Locate the line that contains "Transcribe the text in this document.". Print it and each following line through the end of the listing, verbatim, and nothing more.

##############################

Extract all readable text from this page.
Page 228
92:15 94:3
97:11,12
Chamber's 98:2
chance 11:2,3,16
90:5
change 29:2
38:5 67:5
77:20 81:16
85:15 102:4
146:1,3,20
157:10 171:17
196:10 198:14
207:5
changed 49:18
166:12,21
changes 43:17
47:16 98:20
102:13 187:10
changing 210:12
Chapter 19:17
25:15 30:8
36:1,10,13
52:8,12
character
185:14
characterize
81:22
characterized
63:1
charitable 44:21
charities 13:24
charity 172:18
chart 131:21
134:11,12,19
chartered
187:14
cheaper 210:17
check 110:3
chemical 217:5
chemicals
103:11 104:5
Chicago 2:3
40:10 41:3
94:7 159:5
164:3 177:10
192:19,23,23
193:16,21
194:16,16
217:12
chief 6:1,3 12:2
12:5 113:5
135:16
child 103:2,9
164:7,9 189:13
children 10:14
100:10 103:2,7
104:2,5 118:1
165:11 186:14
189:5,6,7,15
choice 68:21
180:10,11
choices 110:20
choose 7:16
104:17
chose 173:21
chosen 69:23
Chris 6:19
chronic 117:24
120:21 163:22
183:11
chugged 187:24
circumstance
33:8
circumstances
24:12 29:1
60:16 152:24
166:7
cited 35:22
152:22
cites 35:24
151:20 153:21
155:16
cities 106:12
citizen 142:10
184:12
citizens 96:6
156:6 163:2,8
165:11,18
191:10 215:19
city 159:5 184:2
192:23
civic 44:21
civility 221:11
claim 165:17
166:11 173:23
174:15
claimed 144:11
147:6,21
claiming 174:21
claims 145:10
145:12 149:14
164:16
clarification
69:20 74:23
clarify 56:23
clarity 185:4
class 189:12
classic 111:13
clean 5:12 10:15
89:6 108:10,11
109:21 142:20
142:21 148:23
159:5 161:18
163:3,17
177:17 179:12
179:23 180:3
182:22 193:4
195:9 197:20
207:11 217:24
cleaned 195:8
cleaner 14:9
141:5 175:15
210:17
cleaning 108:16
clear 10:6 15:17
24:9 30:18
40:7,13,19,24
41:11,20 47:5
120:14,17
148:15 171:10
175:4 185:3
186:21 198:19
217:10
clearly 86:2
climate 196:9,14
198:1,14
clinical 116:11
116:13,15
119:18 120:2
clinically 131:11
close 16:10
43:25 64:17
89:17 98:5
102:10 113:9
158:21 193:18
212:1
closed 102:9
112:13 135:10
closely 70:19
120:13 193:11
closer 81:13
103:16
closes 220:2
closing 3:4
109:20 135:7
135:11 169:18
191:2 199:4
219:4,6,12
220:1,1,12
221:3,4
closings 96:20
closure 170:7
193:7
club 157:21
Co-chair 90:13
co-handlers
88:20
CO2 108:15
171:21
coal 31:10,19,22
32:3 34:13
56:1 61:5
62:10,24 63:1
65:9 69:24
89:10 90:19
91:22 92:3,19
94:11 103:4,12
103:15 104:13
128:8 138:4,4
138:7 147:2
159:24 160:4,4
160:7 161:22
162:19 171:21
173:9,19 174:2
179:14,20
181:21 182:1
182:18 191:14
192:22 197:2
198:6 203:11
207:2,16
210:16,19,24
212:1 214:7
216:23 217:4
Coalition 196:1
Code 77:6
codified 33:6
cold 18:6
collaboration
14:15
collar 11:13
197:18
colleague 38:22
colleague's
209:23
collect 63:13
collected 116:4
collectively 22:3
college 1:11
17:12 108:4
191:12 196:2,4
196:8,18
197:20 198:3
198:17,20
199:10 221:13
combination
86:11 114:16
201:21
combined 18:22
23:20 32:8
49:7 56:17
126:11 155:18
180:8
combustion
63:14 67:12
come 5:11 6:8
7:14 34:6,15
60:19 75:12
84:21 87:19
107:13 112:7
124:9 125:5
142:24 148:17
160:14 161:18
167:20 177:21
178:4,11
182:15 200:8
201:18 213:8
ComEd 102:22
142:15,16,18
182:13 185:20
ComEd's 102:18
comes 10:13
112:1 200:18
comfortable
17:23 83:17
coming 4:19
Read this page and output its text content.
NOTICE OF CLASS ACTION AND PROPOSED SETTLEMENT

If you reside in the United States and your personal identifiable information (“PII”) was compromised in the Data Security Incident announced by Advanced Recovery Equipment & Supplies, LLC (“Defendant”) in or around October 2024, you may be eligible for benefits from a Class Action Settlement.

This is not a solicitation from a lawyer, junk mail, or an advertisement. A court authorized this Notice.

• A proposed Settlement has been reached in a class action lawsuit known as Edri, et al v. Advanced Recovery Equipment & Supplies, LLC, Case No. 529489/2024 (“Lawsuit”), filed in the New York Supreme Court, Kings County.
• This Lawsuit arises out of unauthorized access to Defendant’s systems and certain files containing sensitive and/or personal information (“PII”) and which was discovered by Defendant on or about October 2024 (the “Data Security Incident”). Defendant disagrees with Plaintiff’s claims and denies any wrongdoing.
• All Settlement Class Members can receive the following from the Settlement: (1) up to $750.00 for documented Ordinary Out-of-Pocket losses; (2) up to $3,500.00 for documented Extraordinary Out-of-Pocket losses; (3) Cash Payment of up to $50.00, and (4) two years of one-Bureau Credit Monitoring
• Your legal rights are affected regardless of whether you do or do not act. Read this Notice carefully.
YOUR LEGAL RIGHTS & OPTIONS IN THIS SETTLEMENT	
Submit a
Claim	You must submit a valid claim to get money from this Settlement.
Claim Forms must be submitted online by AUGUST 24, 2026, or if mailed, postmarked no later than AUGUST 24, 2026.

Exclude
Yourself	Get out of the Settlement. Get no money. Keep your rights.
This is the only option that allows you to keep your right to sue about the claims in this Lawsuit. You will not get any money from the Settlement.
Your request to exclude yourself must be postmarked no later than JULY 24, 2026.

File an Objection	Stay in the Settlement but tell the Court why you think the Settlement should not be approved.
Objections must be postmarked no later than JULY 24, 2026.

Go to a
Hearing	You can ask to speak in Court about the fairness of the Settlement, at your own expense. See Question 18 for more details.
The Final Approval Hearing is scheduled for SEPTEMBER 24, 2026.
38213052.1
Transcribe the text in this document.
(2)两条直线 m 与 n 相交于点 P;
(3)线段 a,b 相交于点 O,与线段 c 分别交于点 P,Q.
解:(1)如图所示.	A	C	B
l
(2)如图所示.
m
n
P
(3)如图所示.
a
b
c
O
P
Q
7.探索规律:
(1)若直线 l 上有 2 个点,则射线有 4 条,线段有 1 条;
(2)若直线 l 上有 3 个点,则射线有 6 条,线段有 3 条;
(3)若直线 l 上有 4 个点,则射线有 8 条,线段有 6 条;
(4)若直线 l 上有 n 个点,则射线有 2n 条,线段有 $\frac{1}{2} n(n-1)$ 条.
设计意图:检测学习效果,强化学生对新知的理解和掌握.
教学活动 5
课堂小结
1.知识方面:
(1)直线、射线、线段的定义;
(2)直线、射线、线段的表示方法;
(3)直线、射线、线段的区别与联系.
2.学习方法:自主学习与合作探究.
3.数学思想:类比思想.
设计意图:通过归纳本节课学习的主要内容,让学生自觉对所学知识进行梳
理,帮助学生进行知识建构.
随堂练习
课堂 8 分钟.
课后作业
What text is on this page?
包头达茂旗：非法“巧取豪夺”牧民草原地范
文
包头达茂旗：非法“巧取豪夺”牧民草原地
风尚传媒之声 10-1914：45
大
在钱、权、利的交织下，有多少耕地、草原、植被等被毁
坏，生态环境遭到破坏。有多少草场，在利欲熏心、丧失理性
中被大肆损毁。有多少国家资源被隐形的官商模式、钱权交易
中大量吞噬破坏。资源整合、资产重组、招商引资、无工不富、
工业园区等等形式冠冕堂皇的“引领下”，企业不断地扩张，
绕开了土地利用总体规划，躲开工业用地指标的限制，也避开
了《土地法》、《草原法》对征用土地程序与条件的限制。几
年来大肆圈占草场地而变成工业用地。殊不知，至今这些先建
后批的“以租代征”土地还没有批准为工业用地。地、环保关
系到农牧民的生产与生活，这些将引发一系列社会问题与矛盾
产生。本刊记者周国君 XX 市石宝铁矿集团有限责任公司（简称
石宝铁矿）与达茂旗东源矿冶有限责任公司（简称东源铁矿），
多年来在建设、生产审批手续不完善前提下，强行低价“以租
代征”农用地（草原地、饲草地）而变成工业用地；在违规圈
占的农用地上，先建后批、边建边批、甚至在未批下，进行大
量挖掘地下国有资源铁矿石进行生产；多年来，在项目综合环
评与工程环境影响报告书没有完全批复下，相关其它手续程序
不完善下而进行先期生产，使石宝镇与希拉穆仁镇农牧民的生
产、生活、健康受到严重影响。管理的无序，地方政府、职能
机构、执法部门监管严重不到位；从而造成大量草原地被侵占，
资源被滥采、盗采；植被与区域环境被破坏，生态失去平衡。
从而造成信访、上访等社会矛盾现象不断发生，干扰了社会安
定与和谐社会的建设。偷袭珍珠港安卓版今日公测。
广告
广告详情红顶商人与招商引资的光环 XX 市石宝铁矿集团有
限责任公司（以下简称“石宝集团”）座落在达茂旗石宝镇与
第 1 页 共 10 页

##############################

ANSWER TO THIS PROBLEM:
Transcribe the text in this document.
(2)两条直线 m 与 n 相交于点 P;
(3)线段 a,b 相交于点 O,与线段 c 分别交于点 P,Q.
解:(1)如图所示.	A	C	B
l
(2)如图所示.
m
n
P
(3)如图所示.
a
b
c
O
P
Q
7.探索规律:
(1)若直线 l 上有 2 个点,则射线有 4 条,线段有 1 条;
(2)若直线 l 上有 3 个点,则射线有 6 条,线段有 3 条;
(3)若直线 l 上有 4 个点,则射线有 8 条,线段有 6 条;
(4)若直线 l 上有 n 个点,则射线有 2n 条,线段有 $\frac{1}{2} n(n-1)$ 条.
设计意图:检测学习效果,强化学生对新知的理解和掌握.
教学活动 5
课堂小结
1.知识方面:
(1)直线、射线、线段的定义;
(2)直线、射线、线段的表示方法;
(3)直线、射线、线段的区别与联系.
2.学习方法:自主学习与合作探究.
3.数学思想:类比思想.
设计意图:通过归纳本节课学习的主要内容,让学生自觉对所学知识进行梳
理,帮助学生进行知识建构.
随堂练习
课堂 8 分钟.
课后作业
What text is on this page?
包头达茂旗：非法“巧取豪夺”牧民草原地范
文
包头达茂旗：非法“巧取豪夺”牧民草原地
风尚传媒之声 10-1914：45
大
在钱、权、利的交织下，有多少耕地、草原、植被等被毁
坏，生态环境遭到破坏。有多少草场，在利欲熏心、丧失理性
中被大肆损毁。有多少国家资源被隐形的官商模式、钱权交易
中大量吞噬破坏。资源整合、资产重组、招商引资、无工不富、
工业园区等等形式冠冕堂皇的“引领下”，企业不断地扩张，
绕开了土地利用总体规划，躲开工业用地指标的限制，也避开
了《土地法》、《草原法》对征用土地程序与条件的限制。几
年来大肆圈占草场地而变成工业用地。殊不知，至今这些先建
后批的“以租代征”土地还没有批准为工业用地。地、环保关
系到农牧民的生产与生活，这些将引发一系列社会问题与矛盾
产生。本刊记者周国君 XX 市石宝铁矿集团有限责任公司（简称
石宝铁矿）与达茂旗东源矿冶有限责任公司（简称东源铁矿），
多年来在建设、生产审批手续不完善前提下，强行低价“以租
代征”农用地（草原地、饲草地）而变成工业用地；在违规圈
占的农用地上，先建后批、边建边批、甚至在未批下，进行大
量挖掘地下国有资源铁矿石进行生产；多年来，在项目综合环
评与工程环境影响报告书没有完全批复下，相关其它手续程序
不完善下而进行先期生产，使石宝镇与希拉穆仁镇农牧民的生
产、生活、健康受到严重影响。管理的无序，地方政府、职能
机构、执法部门监管严重不到位；从而造成大量草原地被侵占，
资源被滥采、盗采；植被与区域环境被破坏，生态失去平衡。
从而造成信访、上访等社会矛盾现象不断发生，干扰了社会安
定与和谐社会的建设。偷袭珍珠港安卓版今日公测。
广告
广告详情红顶商人与招商引资的光环 XX 市石宝铁矿集团有
限责任公司（以下简称“石宝集团”）座落在达茂旗石宝镇与
第 1 页 共 10 页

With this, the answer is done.